**PROBLEM STATEMENT:** Gather all lines in the records below that include the word "sredstva".
>> Begin
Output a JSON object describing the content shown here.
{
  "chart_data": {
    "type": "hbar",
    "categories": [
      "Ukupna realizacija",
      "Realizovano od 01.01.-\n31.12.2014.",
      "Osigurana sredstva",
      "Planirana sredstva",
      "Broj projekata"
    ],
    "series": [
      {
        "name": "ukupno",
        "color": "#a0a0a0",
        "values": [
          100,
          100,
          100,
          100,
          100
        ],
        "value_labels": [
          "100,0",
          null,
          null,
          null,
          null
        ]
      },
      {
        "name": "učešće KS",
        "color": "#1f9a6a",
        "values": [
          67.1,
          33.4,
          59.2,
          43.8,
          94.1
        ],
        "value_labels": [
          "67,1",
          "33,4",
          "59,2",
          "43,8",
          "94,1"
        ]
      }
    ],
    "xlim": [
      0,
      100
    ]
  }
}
>> End
**SOLVED EXERCISE:**
      "Osigurana sredstva",
      "Planirana sredstva",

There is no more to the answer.